_EXERCISE BRIEF_
Copy each line containing the word "ellenőrzési" from the records that follow, please.

[Entries taken from a collection]
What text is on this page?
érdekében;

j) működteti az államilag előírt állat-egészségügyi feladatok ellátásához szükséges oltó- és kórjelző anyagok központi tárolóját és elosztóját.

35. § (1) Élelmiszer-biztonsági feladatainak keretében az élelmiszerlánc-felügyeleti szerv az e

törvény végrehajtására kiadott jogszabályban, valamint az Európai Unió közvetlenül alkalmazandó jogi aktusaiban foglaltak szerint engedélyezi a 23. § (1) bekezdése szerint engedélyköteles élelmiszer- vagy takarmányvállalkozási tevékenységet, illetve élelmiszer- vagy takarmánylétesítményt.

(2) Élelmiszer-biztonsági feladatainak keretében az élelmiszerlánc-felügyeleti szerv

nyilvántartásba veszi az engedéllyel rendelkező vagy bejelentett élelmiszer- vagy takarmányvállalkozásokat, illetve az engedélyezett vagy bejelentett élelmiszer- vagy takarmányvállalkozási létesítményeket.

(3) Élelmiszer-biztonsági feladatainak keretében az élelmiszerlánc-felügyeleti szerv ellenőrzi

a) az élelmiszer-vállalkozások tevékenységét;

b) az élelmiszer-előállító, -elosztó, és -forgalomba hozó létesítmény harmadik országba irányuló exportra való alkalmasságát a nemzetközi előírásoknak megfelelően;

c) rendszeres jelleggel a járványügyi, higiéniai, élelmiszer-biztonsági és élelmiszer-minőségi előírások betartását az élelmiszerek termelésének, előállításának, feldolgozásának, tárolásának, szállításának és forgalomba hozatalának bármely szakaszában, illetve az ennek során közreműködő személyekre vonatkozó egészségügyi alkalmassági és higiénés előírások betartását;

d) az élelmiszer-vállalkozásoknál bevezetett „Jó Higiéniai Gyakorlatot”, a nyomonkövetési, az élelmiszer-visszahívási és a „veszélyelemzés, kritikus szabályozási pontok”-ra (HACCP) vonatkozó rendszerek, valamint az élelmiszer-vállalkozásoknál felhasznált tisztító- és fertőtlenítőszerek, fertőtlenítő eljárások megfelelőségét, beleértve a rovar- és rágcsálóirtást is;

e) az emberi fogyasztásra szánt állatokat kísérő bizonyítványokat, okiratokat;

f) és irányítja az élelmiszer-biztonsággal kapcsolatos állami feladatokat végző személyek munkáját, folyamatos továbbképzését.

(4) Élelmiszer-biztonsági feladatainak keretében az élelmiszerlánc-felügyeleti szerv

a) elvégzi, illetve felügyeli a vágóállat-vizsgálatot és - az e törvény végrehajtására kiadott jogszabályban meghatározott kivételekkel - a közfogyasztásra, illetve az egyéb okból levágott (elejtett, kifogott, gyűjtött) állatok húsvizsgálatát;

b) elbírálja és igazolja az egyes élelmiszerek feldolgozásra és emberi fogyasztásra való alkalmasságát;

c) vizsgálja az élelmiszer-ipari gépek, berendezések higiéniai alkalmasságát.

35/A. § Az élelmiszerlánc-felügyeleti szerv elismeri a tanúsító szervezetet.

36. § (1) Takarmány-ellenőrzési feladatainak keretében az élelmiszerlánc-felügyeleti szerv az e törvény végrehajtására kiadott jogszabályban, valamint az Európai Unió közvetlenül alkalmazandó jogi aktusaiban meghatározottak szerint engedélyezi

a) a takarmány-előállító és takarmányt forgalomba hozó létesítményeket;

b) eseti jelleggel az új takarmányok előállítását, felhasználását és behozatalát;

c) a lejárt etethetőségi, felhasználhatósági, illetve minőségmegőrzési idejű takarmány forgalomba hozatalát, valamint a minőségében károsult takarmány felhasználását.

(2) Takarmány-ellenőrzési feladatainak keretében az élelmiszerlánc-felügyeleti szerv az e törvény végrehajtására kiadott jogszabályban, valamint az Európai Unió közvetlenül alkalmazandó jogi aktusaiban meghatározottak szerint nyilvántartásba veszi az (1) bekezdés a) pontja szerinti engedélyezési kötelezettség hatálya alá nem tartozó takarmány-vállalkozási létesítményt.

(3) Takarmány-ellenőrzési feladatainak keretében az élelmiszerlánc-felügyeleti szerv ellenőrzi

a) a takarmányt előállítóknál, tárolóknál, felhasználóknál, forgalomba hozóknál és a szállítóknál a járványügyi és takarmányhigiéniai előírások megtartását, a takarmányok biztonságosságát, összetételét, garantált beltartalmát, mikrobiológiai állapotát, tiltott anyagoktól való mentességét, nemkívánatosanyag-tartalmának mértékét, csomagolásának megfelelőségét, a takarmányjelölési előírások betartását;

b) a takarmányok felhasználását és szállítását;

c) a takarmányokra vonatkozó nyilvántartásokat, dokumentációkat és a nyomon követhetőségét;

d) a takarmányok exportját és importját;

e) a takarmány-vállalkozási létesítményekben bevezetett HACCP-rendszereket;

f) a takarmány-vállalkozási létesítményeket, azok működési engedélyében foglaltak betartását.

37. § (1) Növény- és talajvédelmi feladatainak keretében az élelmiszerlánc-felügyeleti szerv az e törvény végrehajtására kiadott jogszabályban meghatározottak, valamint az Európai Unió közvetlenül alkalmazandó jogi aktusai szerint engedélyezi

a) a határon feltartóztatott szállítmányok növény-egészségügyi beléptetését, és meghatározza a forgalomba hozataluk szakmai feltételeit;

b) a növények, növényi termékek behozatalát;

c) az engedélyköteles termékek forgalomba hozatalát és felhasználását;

_RESULT_
36. § (1) Takarmány-ellenőrzési feladatainak keretében az élelmiszerlánc-felügyeleti szerv az e törvény végrehajtására kiadott jogszabályban, valamint az Európai Unió közvetlenül alkalmazandó jogi aktusaiban meghatározottak szerint engedélyezi
(2) Takarmány-ellenőrzési feladatainak keretében az élelmiszerlánc-felügyeleti szerv az e törvény végrehajtására kiadott jogszabályban, valamint az Európai Unió közvetlenül alkalmazandó jogi aktusaiban meghatározottak szerint nyilvántartásba veszi az (1) bekezdés a) pontja szerinti engedélyezési kötelezettség hatálya alá nem tartozó takarmány-vállalkozási létesítményt.
(3) Takarmány-ellenőrzési feladatainak keretében az élelmiszerlánc-felügyeleti szerv ellenőrzi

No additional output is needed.